▶ [Entries from a dataset]:
↓↓↓
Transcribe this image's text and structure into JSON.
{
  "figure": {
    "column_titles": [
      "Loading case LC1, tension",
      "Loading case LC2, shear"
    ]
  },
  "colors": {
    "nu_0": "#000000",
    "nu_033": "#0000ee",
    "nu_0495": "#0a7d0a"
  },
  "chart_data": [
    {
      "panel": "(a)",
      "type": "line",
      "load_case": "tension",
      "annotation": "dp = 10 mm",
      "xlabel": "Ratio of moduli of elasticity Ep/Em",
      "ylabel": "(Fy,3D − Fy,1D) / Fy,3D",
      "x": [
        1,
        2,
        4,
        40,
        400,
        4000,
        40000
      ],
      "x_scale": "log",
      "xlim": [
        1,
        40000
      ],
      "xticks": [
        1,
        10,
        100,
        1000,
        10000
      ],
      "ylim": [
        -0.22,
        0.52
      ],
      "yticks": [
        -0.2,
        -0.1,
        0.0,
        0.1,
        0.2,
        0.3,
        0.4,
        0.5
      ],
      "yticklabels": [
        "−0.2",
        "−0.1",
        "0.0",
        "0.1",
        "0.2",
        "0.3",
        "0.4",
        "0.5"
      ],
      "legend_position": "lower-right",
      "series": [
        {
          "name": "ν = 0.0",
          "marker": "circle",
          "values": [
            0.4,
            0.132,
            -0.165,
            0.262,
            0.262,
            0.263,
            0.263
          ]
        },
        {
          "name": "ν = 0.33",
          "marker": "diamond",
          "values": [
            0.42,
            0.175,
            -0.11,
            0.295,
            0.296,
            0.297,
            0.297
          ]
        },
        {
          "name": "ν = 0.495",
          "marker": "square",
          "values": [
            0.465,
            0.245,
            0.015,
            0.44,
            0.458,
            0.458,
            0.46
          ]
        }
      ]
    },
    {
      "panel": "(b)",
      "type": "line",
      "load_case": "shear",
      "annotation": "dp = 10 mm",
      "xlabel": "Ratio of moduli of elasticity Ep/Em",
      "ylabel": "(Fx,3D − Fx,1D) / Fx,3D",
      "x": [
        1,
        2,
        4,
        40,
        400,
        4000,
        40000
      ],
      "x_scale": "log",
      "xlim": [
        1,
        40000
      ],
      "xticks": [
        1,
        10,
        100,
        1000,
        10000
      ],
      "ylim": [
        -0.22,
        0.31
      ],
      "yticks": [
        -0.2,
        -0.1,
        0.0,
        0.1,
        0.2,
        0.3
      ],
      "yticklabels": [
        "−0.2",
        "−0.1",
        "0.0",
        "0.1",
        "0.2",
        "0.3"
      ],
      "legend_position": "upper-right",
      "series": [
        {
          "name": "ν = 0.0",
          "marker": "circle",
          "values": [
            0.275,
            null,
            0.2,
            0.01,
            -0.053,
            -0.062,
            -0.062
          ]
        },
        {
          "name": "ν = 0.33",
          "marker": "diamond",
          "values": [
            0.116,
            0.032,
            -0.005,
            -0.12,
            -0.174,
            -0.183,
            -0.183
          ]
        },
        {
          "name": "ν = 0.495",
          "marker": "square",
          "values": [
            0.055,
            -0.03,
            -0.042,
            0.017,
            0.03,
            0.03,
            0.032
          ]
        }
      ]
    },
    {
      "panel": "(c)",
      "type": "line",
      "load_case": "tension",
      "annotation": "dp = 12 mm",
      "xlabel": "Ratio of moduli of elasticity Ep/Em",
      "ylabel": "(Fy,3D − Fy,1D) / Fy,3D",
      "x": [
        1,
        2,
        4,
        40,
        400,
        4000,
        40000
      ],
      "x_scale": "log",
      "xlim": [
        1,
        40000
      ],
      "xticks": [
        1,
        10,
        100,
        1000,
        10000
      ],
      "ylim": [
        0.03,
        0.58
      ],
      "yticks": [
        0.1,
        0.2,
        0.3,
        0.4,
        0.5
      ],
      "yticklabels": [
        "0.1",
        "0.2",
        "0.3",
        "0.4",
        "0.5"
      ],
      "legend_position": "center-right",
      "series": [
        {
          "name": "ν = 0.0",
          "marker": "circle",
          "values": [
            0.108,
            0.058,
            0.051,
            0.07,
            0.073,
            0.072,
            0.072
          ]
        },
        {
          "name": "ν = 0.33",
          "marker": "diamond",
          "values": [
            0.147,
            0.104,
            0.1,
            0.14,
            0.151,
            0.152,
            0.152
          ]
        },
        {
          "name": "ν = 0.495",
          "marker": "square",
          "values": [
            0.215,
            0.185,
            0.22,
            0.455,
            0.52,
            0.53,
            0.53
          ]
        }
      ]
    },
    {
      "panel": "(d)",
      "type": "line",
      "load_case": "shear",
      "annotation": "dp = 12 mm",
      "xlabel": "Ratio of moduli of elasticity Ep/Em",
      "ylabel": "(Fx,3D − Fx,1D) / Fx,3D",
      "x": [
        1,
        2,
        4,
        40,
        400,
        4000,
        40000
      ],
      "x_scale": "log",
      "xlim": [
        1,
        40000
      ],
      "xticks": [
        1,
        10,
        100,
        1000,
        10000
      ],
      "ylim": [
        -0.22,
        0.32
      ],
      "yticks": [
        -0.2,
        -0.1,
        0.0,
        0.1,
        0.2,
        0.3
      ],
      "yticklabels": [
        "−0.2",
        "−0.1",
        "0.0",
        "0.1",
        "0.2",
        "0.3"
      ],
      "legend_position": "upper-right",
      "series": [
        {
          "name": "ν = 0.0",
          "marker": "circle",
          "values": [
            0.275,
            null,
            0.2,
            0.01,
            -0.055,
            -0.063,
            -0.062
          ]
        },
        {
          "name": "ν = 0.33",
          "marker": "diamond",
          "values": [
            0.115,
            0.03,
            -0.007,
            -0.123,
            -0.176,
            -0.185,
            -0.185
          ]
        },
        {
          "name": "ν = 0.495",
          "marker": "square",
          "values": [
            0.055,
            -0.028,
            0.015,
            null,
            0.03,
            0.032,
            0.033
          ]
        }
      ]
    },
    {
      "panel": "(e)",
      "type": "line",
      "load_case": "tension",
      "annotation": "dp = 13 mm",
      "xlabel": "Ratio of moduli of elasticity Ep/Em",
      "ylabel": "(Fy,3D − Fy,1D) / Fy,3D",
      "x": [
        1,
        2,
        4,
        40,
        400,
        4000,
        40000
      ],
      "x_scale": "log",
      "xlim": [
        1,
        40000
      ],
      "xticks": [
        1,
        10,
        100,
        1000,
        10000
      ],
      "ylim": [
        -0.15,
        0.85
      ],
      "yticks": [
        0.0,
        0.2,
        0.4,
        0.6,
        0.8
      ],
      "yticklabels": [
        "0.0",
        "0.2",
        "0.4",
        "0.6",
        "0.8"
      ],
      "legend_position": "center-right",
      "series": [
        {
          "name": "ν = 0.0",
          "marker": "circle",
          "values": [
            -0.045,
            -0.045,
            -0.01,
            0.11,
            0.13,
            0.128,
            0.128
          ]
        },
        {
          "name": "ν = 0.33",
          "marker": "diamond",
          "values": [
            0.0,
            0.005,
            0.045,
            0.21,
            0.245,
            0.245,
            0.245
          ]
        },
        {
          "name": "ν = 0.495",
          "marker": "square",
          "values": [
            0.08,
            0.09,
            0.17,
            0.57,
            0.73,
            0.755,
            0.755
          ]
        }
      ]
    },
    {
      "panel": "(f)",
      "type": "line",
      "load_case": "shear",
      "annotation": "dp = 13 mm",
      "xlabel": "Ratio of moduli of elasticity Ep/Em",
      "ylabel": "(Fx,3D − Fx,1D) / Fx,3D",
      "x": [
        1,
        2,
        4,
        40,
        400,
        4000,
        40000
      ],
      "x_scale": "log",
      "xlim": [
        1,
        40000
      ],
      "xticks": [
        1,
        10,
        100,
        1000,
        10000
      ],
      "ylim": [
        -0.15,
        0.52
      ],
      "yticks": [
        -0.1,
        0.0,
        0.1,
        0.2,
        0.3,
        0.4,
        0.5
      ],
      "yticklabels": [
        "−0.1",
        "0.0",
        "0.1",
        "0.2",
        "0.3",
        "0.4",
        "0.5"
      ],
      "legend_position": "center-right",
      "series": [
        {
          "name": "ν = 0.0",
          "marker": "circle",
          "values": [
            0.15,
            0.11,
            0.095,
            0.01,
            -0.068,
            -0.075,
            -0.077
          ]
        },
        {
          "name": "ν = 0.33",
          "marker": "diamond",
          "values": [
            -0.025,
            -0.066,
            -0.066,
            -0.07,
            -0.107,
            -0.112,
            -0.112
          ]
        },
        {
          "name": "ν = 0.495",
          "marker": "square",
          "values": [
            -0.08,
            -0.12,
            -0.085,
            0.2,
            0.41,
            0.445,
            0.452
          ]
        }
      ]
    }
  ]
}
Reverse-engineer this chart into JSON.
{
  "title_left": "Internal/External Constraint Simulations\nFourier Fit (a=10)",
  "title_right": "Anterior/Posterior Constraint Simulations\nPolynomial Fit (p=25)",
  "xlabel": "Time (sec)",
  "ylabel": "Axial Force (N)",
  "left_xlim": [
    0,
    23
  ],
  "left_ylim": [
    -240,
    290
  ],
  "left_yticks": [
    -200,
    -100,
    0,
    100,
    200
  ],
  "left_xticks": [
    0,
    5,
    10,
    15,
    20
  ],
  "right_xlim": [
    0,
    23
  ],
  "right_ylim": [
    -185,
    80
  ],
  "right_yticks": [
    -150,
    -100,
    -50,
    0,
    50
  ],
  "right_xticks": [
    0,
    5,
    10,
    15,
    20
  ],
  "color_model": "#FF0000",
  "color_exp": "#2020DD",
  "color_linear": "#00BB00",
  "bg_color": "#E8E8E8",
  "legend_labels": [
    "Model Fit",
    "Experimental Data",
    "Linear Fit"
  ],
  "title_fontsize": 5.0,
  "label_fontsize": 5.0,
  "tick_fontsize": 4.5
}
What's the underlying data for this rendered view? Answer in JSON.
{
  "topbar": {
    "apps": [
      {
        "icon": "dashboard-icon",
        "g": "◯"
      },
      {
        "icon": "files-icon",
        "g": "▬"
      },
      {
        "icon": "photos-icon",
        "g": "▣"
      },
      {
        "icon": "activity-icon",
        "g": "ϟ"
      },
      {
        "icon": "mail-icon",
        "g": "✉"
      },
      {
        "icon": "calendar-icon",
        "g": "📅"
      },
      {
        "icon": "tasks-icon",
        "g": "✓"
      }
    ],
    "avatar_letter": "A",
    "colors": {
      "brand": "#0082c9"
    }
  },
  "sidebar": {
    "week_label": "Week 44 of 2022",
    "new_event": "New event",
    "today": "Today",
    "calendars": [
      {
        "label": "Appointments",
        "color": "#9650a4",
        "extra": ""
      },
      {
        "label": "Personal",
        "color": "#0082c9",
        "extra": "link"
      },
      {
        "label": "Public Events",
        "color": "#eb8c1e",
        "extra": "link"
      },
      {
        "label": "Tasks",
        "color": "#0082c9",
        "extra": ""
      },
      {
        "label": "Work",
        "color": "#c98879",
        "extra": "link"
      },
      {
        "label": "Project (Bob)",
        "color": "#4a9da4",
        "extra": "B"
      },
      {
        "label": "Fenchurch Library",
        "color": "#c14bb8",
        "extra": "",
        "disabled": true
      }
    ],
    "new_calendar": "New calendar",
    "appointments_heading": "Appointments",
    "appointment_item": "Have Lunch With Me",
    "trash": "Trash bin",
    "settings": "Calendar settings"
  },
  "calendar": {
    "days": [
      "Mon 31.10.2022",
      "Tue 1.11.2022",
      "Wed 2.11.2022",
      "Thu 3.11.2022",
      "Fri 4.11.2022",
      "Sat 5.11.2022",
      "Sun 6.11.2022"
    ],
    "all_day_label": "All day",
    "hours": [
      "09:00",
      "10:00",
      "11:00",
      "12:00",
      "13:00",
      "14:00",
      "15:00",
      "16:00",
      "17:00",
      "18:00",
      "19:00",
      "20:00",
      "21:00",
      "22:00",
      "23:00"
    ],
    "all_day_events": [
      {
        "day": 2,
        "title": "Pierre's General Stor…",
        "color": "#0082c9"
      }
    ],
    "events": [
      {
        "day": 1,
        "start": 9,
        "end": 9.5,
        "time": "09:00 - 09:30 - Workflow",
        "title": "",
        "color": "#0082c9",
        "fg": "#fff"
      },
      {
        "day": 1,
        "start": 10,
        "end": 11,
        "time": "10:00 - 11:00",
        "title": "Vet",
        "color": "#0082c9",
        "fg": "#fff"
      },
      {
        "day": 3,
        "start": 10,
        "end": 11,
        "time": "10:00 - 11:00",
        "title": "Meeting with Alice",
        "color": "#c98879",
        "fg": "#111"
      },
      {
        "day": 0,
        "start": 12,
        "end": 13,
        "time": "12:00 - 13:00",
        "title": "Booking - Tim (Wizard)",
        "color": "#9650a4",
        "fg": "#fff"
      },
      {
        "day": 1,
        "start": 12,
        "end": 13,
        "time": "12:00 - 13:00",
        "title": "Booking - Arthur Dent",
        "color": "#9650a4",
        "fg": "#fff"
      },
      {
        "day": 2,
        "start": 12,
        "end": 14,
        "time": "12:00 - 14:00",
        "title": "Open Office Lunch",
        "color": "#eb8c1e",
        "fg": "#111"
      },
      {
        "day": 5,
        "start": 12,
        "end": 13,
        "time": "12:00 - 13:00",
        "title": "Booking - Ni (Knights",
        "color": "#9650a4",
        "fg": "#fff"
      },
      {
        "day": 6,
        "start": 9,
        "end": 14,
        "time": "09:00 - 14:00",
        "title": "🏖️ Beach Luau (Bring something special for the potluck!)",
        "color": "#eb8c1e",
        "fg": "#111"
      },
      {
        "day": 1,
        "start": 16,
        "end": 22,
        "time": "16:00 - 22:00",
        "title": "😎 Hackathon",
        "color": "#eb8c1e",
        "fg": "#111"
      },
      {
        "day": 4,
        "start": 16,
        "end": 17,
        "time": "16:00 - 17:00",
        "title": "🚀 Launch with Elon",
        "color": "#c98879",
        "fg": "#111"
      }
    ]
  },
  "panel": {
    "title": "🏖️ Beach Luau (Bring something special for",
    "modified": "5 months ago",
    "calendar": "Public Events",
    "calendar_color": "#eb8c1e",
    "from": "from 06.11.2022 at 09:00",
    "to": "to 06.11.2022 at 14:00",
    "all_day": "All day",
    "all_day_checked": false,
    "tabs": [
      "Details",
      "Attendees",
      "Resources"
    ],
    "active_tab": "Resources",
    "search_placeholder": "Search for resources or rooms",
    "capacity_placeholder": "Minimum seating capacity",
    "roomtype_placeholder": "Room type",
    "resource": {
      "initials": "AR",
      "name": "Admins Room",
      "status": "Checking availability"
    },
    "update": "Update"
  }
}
↑↑↑
▶ [TASK OBJECTIVE]: Tally the lines of the data that contain the string "Simulations" and report the total alone.

▶ [THE OUTPUT]: 2